Política

MILITARIZAÇÃO DAS ESCOLAS

Bolsonaro lança pedra fundamental de Colégio Militar em SP que receberá doação da FIESP

Na manhã desta segunda-feira, 03, o presidente Jair Bolsonaro lançou a pedra fundamental no local onde será construído o Colégio Militar em São Paulo. No mesmo dia se reuniu com Paulo Skaf (MDB) e empresários na Fiesp (A Federação das Indústrias do Estado de São Paulo) que fechou um acordo com o governo para doar projetos básicos e executivo da obra do colégio.

segunda-feira 3 de fevereiro de 2020| Edição do dia

Na manhã desta segunda-feira, 03, o presidente Jair Bolsonaro lançou a pedra fundamental no local onde será construído o Colégio Militar em São Paulo. A unidade na capital paulista será a 14ª do país e será construída no antigo Centro Logístico da Aeronáutica, no Campo de Marte, localizado na Zona Norte da cidade. O colégio deve ser entregue até o final de 2022.

Bolsonaro estava acompanhado do ministro da Educação, Abraham Weintraub e de sua nova secretária de Cultura, Regina Duarte, além de autoridades militares das Forças Armadas. Durante a cerimônia criticou os estados do país que recusaram a criação de colégio cívico-militares.
_ _ _ _ _
Reproduza palavra por palavra o trecho do texto sobre o Colégio Militar em São Paulo, começando em "Bolsonaro estava acompanhado" e parando após "de colégio cívico-militares.". Os dados apresentados abaixo não têm nenhuma função nesta tarefa.
_ _ _ _ _
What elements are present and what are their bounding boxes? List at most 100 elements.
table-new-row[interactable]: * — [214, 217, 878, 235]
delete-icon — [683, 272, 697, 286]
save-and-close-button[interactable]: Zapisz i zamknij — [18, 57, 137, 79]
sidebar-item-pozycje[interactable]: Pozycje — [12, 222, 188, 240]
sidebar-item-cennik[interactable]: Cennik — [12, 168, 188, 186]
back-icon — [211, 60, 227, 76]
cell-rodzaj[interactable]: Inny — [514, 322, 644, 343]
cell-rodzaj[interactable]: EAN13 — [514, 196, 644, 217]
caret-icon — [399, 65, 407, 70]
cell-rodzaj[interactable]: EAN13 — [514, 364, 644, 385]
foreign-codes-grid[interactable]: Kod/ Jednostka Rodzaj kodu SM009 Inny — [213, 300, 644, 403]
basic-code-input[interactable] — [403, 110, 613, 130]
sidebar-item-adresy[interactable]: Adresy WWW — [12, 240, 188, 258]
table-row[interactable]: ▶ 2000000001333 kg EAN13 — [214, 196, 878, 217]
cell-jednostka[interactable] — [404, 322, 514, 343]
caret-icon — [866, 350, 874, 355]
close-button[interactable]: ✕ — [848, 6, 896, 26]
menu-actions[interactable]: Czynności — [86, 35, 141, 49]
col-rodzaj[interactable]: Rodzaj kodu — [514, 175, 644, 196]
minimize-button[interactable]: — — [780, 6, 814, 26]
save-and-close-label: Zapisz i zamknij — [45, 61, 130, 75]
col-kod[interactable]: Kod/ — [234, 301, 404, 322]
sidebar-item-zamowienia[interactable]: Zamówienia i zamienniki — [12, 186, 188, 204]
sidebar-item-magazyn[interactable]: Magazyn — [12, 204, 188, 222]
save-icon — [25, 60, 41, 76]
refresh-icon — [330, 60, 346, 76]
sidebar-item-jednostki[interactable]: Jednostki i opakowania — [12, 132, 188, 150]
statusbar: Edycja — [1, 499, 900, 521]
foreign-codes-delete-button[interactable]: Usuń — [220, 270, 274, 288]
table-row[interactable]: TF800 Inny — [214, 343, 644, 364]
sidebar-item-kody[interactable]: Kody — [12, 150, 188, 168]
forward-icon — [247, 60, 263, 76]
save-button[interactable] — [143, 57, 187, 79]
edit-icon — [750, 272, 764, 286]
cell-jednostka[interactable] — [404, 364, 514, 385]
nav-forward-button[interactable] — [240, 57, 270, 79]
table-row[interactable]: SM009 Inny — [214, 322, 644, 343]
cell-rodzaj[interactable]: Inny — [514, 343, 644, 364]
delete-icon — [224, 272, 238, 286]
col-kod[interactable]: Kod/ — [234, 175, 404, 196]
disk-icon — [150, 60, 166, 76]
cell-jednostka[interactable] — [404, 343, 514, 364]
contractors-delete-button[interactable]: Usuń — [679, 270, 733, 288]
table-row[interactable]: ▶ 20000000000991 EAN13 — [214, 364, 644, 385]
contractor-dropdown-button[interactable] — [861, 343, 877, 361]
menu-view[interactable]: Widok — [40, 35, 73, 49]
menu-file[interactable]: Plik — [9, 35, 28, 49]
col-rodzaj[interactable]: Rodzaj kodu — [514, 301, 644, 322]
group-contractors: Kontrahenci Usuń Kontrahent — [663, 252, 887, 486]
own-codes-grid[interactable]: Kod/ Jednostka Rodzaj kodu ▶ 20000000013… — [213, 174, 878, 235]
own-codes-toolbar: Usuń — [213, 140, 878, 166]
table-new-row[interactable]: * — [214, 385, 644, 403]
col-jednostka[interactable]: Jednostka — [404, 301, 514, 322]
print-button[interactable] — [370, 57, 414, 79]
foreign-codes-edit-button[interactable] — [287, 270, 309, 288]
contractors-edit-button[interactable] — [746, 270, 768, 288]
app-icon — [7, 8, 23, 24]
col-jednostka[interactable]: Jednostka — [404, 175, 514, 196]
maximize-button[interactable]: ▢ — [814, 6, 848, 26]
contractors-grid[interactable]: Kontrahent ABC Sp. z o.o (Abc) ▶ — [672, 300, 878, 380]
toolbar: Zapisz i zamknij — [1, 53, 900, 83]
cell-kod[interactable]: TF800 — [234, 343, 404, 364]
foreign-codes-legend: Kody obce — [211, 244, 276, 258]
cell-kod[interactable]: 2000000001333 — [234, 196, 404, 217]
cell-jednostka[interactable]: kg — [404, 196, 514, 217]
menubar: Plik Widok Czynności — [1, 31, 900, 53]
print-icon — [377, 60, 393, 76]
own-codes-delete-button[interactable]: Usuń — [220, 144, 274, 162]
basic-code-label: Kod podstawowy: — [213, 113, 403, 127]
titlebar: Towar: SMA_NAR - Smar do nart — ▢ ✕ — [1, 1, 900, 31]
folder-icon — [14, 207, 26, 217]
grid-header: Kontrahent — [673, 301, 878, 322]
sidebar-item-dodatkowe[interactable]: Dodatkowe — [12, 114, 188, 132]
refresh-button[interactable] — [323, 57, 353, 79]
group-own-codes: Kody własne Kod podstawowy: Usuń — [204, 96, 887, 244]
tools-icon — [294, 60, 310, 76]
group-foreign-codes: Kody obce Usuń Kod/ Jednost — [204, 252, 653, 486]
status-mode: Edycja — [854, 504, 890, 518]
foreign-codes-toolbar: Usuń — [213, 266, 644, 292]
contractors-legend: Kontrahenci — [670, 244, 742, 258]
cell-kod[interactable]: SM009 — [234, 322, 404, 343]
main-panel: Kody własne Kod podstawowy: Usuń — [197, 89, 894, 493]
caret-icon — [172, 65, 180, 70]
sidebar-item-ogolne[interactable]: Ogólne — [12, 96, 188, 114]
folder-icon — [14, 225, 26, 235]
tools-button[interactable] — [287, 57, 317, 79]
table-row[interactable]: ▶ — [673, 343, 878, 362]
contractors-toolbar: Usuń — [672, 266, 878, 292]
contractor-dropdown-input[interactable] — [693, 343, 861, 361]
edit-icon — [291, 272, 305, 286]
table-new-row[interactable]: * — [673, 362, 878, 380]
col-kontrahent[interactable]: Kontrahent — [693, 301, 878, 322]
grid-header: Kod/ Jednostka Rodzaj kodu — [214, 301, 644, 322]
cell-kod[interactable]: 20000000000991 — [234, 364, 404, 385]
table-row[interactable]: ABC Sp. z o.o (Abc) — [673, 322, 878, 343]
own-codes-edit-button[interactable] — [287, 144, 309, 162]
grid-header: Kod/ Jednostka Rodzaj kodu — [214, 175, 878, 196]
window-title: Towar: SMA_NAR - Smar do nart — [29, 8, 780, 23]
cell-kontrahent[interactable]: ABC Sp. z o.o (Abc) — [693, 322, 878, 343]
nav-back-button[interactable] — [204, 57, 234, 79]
_ _ _ _ _
RESPOSTA DA TAREFA:
Bolsonaro estava acompanhado do ministro da Educação, Abraham Weintraub e de sua nova secretária de Cultura, Regina Duarte, além de autoridades militares das Forças Armadas. Durante a cerimônia criticou os estados do país que recusaram a criação de colégio cívico-militares.